What needs to be done: List every character trait of a good friend that the text on children's friendships gives as an example.

Text:
Content starts
How Do I Help My Child Build Healthy Friendships?
Social Skills Building Activity: What Makes a Good Friend?
- Have your child draw a picture or write a story about someone who is a good friend or invite your child to list 3-4 things that make them a good friend.
- Together discuss what character traits they see in a good friend. Some examples include:
- Kindness
- Loyalty
- Fun to be around
- Honesty
- Supportive
- Discuss with your child how they can be that type of friend to others.
- Discuss if your child’s current friends have these traits.
- If your child is struggling with a current social situation you can use play with dolls, action figures or stuffed animals to work through how to handle interactions. For older children you can role play with them.
Tips to help your kid with their friendships:
For some children, making and keeping friends comes naturally, while others need some additional support. Social skills, like other skills, can be learned over time.
- Understand your child’s personality.
- Some children prefer to have many friends, while others are satisfied with one or two close friends.
- Neither is wrong or right but understanding your child can help you see where they need support.
Content ends
Supplied information:
Content starts
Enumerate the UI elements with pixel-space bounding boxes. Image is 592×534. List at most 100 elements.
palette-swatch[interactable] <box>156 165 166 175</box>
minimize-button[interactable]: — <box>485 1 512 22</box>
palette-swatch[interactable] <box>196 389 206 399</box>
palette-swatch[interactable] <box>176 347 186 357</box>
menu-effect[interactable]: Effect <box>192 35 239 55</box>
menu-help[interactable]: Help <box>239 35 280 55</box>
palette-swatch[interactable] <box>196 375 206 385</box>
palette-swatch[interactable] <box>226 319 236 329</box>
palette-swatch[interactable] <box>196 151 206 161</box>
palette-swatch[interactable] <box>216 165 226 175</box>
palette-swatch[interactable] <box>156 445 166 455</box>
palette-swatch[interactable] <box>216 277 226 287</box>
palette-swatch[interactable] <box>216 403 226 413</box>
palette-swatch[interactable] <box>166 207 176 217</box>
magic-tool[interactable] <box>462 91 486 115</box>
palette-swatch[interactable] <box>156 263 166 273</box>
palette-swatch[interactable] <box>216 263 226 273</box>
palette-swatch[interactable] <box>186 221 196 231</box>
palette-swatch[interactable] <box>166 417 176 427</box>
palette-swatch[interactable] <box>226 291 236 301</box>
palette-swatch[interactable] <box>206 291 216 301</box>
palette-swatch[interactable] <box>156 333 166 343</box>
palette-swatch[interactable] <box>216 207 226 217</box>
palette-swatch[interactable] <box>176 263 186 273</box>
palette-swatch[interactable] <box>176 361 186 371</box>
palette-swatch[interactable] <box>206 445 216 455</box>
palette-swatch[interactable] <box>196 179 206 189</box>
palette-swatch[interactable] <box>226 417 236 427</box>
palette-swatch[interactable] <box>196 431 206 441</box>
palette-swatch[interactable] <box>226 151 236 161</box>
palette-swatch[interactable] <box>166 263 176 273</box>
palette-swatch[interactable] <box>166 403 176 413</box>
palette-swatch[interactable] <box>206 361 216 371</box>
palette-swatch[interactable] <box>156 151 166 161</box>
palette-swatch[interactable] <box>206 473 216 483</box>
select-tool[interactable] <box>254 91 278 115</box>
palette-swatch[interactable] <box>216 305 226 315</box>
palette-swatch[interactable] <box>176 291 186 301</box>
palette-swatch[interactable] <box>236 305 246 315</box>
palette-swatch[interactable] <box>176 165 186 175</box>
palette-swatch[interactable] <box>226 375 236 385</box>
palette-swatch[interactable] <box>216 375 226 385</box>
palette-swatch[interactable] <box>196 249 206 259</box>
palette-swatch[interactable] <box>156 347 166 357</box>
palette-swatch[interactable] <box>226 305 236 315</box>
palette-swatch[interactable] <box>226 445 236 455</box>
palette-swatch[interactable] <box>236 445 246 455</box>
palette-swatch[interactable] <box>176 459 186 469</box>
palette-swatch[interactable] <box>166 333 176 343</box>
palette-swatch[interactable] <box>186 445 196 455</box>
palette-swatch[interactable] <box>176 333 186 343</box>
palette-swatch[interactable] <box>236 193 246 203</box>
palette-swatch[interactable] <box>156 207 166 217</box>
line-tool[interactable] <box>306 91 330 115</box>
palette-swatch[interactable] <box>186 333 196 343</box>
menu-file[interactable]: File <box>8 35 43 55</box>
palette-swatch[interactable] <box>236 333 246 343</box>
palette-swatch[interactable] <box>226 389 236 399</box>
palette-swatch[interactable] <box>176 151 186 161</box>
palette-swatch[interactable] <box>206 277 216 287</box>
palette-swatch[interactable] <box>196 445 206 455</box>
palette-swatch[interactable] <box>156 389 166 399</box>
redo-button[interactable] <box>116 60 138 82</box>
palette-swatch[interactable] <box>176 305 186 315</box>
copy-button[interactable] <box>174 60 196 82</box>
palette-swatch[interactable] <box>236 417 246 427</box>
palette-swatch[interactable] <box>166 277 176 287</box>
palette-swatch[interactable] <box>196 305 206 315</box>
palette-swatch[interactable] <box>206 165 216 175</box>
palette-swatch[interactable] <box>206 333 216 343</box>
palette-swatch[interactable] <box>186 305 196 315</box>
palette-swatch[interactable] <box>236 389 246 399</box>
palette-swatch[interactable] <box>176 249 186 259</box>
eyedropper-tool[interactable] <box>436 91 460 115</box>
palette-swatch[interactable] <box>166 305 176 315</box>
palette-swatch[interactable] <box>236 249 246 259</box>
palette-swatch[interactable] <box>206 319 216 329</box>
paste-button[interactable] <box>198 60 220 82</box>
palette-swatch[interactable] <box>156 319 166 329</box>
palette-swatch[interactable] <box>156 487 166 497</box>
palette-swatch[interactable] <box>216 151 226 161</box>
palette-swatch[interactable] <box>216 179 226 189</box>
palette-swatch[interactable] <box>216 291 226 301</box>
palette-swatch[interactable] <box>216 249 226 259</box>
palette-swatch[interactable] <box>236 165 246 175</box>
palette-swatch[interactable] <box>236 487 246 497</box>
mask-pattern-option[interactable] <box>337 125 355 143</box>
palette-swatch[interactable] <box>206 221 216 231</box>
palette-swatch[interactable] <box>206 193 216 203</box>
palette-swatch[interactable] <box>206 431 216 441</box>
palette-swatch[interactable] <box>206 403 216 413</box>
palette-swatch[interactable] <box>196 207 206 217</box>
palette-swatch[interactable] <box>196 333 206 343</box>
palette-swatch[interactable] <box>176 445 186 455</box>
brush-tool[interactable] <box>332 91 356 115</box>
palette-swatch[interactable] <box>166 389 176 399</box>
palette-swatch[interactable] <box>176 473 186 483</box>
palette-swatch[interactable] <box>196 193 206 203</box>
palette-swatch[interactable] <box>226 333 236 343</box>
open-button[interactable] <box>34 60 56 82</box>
Content ends
Solved problem: Kindness, Loyalty, Fun to be around, Honesty, Supportive